--- What to work on ---
Please render the lines as a JSON list of strings, one string per line, with blank lines omitted. Begin at the first line and stop after the line that contains "y-tick-label: 300 000,00 xyxy=(24,89,126,112)", including both.

━━━━━━━━

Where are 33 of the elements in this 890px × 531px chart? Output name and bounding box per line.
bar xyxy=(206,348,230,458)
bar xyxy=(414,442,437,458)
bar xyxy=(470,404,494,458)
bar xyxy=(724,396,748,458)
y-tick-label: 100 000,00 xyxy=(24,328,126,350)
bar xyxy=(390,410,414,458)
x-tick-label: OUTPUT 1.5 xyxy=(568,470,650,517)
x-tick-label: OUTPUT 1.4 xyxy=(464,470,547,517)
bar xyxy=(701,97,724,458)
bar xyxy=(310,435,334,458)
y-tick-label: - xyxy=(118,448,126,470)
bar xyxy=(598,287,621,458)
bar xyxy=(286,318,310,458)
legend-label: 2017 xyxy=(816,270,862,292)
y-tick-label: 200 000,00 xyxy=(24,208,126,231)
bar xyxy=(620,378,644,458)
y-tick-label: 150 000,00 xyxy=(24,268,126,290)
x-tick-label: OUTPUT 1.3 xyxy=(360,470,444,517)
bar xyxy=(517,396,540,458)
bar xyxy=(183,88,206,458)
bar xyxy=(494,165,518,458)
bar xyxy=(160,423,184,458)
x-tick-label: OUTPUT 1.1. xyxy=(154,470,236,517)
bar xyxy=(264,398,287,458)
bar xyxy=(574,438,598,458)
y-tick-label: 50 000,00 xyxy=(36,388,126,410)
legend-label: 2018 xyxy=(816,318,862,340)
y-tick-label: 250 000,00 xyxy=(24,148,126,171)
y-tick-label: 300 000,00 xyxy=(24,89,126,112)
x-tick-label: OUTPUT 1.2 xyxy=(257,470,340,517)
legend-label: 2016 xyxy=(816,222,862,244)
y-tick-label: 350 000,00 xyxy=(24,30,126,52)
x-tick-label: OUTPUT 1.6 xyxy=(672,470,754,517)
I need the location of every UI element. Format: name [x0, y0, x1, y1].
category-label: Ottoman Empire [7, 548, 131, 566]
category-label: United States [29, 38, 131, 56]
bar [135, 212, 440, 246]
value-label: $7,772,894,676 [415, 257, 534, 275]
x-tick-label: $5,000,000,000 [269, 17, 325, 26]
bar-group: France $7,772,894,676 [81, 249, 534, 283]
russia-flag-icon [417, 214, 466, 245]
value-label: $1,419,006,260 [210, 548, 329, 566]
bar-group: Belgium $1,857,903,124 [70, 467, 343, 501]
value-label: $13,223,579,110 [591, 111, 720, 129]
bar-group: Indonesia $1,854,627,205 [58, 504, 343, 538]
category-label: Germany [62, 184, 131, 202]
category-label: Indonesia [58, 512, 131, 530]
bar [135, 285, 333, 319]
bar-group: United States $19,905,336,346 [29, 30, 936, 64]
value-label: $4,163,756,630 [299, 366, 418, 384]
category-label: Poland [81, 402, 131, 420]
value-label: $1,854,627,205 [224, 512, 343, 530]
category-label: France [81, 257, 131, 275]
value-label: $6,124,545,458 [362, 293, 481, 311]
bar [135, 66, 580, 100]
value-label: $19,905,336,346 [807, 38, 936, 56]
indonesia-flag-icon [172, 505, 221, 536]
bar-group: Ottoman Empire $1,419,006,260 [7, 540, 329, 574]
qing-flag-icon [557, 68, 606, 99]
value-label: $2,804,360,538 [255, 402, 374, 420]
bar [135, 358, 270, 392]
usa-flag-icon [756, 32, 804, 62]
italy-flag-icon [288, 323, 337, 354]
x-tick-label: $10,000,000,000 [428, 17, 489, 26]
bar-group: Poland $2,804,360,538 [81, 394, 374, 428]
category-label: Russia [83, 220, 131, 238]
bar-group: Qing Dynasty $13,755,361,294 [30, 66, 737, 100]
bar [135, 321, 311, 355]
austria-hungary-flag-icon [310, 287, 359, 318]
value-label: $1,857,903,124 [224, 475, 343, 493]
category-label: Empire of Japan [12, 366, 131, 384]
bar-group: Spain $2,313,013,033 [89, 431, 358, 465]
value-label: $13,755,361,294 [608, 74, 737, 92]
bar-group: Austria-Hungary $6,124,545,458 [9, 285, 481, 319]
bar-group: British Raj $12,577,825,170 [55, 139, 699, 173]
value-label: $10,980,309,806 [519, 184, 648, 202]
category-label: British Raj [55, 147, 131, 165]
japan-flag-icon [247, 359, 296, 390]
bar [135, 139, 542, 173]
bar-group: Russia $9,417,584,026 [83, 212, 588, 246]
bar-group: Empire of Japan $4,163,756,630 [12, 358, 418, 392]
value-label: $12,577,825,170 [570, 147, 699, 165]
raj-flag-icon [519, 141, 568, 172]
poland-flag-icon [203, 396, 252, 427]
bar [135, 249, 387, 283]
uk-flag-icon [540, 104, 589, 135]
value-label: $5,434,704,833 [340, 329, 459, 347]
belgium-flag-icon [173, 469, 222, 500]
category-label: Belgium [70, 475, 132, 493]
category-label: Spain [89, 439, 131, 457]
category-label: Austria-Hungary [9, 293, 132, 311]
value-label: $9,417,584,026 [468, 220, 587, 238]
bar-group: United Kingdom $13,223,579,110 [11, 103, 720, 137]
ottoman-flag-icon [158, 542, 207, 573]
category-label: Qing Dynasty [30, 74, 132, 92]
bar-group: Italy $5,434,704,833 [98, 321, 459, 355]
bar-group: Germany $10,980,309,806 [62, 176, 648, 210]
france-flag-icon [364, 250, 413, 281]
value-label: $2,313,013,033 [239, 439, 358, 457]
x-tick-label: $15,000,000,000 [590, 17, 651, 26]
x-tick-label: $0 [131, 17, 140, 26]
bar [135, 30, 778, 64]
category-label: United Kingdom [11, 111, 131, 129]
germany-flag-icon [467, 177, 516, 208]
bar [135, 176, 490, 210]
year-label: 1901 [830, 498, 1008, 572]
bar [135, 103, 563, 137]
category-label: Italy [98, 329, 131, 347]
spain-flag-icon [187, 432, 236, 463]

━━━━━━━━

--- Answer to the task ---
[
  "Where are 33 of the elements in this 890px × 531px chart? Output name and bounding box per line.",
  "bar xyxy=(206,348,230,458)",
  "bar xyxy=(414,442,437,458)",
  "bar xyxy=(470,404,494,458)",
  "bar xyxy=(724,396,748,458)",
  "y-tick-label: 100 000,00 xyxy=(24,328,126,350)",
  "bar xyxy=(390,410,414,458)",
  "x-tick-label: OUTPUT 1.5 xyxy=(568,470,650,517)",
  "x-tick-label: OUTPUT 1.4 xyxy=(464,470,547,517)",
  "bar xyxy=(701,97,724,458)",
  "bar xyxy=(310,435,334,458)",
  "y-tick-label: - xyxy=(118,448,126,470)",
  "bar xyxy=(598,287,621,458)",
  "bar xyxy=(286,318,310,458)",
  "legend-label: 2017 xyxy=(816,270,862,292)",
  "y-tick-label: 200 000,00 xyxy=(24,208,126,231)",
  "bar xyxy=(620,378,644,458)",
  "y-tick-label: 150 000,00 xyxy=(24,268,126,290)",
  "x-tick-label: OUTPUT 1.3 xyxy=(360,470,444,517)",
  "bar xyxy=(517,396,540,458)",
  "bar xyxy=(183,88,206,458)",
  "bar xyxy=(494,165,518,458)",
  "bar xyxy=(160,423,184,458)",
  "x-tick-label: OUTPUT 1.1. xyxy=(154,470,236,517)",
  "bar xyxy=(264,398,287,458)",
  "bar xyxy=(574,438,598,458)",
  "y-tick-label: 50 000,00 xyxy=(36,388,126,410)",
  "legend-label: 2018 xyxy=(816,318,862,340)",
  "y-tick-label: 250 000,00 xyxy=(24,148,126,171)",
  "y-tick-label: 300 000,00 xyxy=(24,89,126,112)"
]